Dataset items:

◆ ◆ ◆ ◆

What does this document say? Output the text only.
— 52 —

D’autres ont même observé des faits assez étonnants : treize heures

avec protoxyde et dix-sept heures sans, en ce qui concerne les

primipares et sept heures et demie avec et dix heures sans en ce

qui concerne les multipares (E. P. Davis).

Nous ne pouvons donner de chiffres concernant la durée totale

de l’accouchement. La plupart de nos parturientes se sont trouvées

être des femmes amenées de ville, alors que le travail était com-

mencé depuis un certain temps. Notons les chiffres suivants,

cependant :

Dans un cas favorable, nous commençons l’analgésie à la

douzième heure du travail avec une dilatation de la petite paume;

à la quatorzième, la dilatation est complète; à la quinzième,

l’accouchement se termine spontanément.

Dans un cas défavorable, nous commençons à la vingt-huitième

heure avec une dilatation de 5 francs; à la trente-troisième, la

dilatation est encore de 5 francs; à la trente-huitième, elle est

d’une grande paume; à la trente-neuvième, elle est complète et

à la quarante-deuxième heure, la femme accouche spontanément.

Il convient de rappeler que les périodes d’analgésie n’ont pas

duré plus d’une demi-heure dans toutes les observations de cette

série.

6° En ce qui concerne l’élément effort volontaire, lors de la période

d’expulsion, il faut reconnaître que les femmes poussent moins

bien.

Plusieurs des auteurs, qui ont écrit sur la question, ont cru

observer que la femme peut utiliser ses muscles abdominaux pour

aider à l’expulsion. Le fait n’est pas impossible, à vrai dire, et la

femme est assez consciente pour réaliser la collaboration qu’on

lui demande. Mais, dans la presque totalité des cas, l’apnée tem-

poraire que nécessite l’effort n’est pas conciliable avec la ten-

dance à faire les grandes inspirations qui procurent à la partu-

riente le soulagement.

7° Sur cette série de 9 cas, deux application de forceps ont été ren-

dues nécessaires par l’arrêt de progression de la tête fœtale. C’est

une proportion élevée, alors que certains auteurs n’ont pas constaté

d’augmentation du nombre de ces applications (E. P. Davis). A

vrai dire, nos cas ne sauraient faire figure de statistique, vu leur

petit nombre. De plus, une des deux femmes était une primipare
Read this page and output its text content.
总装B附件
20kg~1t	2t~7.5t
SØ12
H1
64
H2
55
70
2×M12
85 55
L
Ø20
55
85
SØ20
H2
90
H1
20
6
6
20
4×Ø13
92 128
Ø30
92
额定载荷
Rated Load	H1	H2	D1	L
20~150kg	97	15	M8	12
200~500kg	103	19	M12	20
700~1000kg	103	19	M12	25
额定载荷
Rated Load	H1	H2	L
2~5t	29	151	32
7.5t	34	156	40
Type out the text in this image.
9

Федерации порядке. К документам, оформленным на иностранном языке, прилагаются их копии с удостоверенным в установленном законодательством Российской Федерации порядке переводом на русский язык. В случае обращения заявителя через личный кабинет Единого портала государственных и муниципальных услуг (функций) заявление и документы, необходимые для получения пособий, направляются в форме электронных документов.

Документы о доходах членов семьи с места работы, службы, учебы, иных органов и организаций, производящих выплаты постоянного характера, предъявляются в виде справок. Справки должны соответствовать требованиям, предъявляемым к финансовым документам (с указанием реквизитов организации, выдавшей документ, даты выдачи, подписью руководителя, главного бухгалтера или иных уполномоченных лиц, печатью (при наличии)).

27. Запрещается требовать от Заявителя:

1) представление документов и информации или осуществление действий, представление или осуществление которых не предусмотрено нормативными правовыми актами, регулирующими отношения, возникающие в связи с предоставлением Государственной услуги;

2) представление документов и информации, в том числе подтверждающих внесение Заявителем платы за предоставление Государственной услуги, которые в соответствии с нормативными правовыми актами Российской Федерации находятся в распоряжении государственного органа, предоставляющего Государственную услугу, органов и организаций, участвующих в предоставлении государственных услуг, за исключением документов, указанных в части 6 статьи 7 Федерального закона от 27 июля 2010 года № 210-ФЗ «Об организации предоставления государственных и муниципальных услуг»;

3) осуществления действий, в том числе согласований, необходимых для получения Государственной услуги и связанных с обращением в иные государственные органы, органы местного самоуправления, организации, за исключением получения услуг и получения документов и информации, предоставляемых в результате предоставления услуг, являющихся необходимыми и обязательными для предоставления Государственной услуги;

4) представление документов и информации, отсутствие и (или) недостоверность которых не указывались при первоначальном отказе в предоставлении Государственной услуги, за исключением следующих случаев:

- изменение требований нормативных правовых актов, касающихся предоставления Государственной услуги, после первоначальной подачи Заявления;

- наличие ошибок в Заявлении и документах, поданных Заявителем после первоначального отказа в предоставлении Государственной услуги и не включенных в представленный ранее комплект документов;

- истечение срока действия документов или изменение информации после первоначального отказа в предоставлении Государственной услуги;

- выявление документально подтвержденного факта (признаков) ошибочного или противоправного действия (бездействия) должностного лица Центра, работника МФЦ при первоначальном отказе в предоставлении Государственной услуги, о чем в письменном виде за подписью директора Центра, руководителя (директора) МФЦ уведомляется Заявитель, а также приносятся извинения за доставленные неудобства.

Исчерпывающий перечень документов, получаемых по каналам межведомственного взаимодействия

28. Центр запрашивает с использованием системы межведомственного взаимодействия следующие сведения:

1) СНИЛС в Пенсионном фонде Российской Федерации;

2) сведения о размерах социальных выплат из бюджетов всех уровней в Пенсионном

◆ ◆ ◆ ◆

**Task requirements**
Which lines include "accouchement"? Copy each of them out.

**Solution for this task**
de l’accouchement. La plupart de nos parturientes se sont trouvées
l’accouchement se termine spontanément.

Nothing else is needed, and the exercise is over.